= DATA IN THIS EXERCISE =

- - -

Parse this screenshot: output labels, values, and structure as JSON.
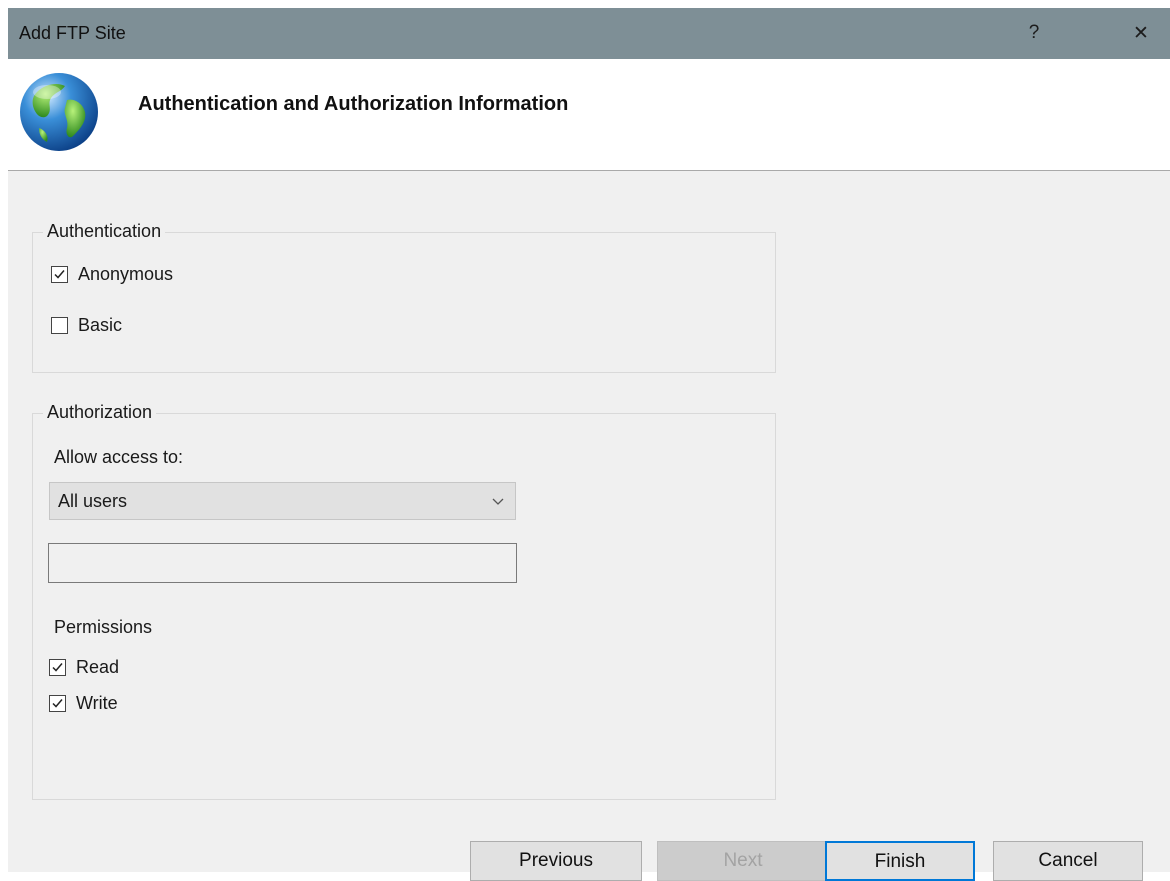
{
  "window": {
    "title": "Add FTP Site",
    "help_label": "?",
    "close_label": "✕"
  },
  "header": {
    "title": "Authentication and Authorization Information",
    "icon": "globe-icon"
  },
  "authentication": {
    "legend": "Authentication",
    "options": [
      {
        "label": "Anonymous",
        "checked": true
      },
      {
        "label": "Basic",
        "checked": false
      }
    ]
  },
  "authorization": {
    "legend": "Authorization",
    "allow_access_label": "Allow access to:",
    "allow_access_value": "All users",
    "users_input_value": "",
    "permissions_label": "Permissions",
    "permissions": [
      {
        "label": "Read",
        "checked": true
      },
      {
        "label": "Write",
        "checked": true
      }
    ]
  },
  "buttons": {
    "previous": "Previous",
    "next": "Next",
    "finish": "Finish",
    "cancel": "Cancel"
  },
  "colors": {
    "titlebar": "#7e8f96",
    "content_bg": "#f0f0f0",
    "default_button_border": "#0078d7"
  }
}
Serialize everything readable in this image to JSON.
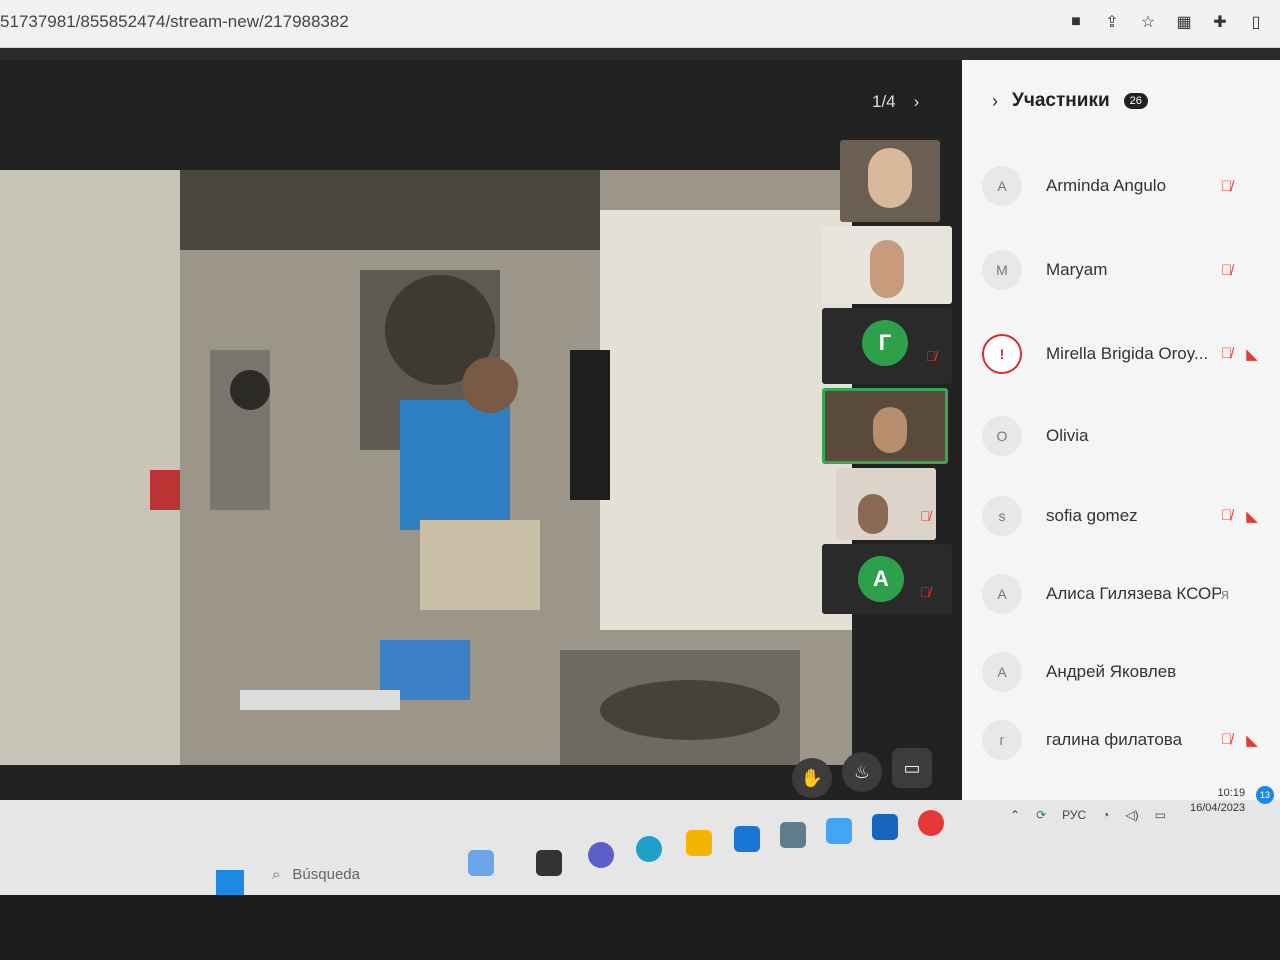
{
  "browser": {
    "url": "51737981/855852474/stream-new/217988382"
  },
  "video": {
    "pager_text": "1/4",
    "tiles": [
      {
        "type": "video"
      },
      {
        "type": "video"
      },
      {
        "type": "avatar",
        "letter": "Г"
      },
      {
        "type": "video",
        "active": true
      },
      {
        "type": "video"
      },
      {
        "type": "avatar",
        "letter": "А"
      }
    ]
  },
  "participants": {
    "title": "Участники",
    "count": "26",
    "list": [
      {
        "initial": "A",
        "name": "Arminda Angulo",
        "mic_off": true,
        "cam_off": false
      },
      {
        "initial": "M",
        "name": "Maryam",
        "mic_off": true,
        "cam_off": false
      },
      {
        "initial": "!",
        "name": "Mirella Brigida Oroy...",
        "mic_off": true,
        "cam_off": true,
        "warn": true
      },
      {
        "initial": "O",
        "name": "Olivia",
        "mic_off": false,
        "cam_off": false
      },
      {
        "initial": "s",
        "name": "sofia gomez",
        "mic_off": true,
        "cam_off": true
      },
      {
        "initial": "А",
        "name": "Алиса Гилязева КСОР...",
        "suffix": "я",
        "mic_off": false,
        "cam_off": false
      },
      {
        "initial": "А",
        "name": "Андрей Яковлев",
        "mic_off": false,
        "cam_off": false
      },
      {
        "initial": "г",
        "name": "галина филатова",
        "mic_off": true,
        "cam_off": true
      }
    ]
  },
  "taskbar": {
    "search_placeholder": "Búsqueda",
    "lang": "РУС",
    "time": "10:19",
    "date": "16/04/2023",
    "notification_count": "13"
  },
  "colors": {
    "accent_green": "#34a853",
    "mute_red": "#e53935",
    "panel_bg": "#f5f5f5"
  }
}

- - -

= TASK DETAILS =
All of the lines above should be retyped precisely, apart from the pictures.

= FULL OUTPUT =
Parse this screenshot: output labels, values, and structure as JSON.
{
  "window": {
    "title": "Add FTP Site",
    "help_label": "?",
    "close_label": "✕"
  },
  "header": {
    "title": "Authentication and Authorization Information",
    "icon": "globe-icon"
  },
  "authentication": {
    "legend": "Authentication",
    "options": [
      {
        "label": "Anonymous",
        "checked": true
      },
      {
        "label": "Basic",
        "checked": false
      }
    ]
  },
  "authorization": {
    "legend": "Authorization",
    "allow_access_label": "Allow access to:",
    "allow_access_value": "All users",
    "users_input_value": "",
    "permissions_label": "Permissions",
    "permissions": [
      {
        "label": "Read",
        "checked": true
      },
      {
        "label": "Write",
        "checked": true
      }
    ]
  },
  "buttons": {
    "previous": "Previous",
    "next": "Next",
    "finish": "Finish",
    "cancel": "Cancel"
  },
  "colors": {
    "titlebar": "#7e8f96",
    "content_bg": "#f0f0f0",
    "default_button_border": "#0078d7"
  }
}
Serialize everything readable in this image to JSON.
{
  "browser": {
    "url": "51737981/855852474/stream-new/217988382"
  },
  "video": {
    "pager_text": "1/4",
    "tiles": [
      {
        "type": "video"
      },
      {
        "type": "video"
      },
      {
        "type": "avatar",
        "letter": "Г"
      },
      {
        "type": "video",
        "active": true
      },
      {
        "type": "video"
      },
      {
        "type": "avatar",
        "letter": "А"
      }
    ]
  },
  "participants": {
    "title": "Участники",
    "count": "26",
    "list": [
      {
        "initial": "A",
        "name": "Arminda Angulo",
        "mic_off": true,
        "cam_off": false
      },
      {
        "initial": "M",
        "name": "Maryam",
        "mic_off": true,
        "cam_off": false
      },
      {
        "initial": "!",
        "name": "Mirella Brigida Oroy...",
        "mic_off": true,
        "cam_off": true,
        "warn": true
      },
      {
        "initial": "O",
        "name": "Olivia",
        "mic_off": false,
        "cam_off": false
      },
      {
        "initial": "s",
        "name": "sofia gomez",
        "mic_off": true,
        "cam_off": true
      },
      {
        "initial": "А",
        "name": "Алиса Гилязева КСОР...",
        "suffix": "я",
        "mic_off": false,
        "cam_off": false
      },
      {
        "initial": "А",
        "name": "Андрей Яковлев",
        "mic_off": false,
        "cam_off": false
      },
      {
        "initial": "г",
        "name": "галина филатова",
        "mic_off": true,
        "cam_off": true
      }
    ]
  },
  "taskbar": {
    "search_placeholder": "Búsqueda",
    "lang": "РУС",
    "time": "10:19",
    "date": "16/04/2023",
    "notification_count": "13"
  },
  "colors": {
    "accent_green": "#34a853",
    "mute_red": "#e53935",
    "panel_bg": "#f5f5f5"
  }
}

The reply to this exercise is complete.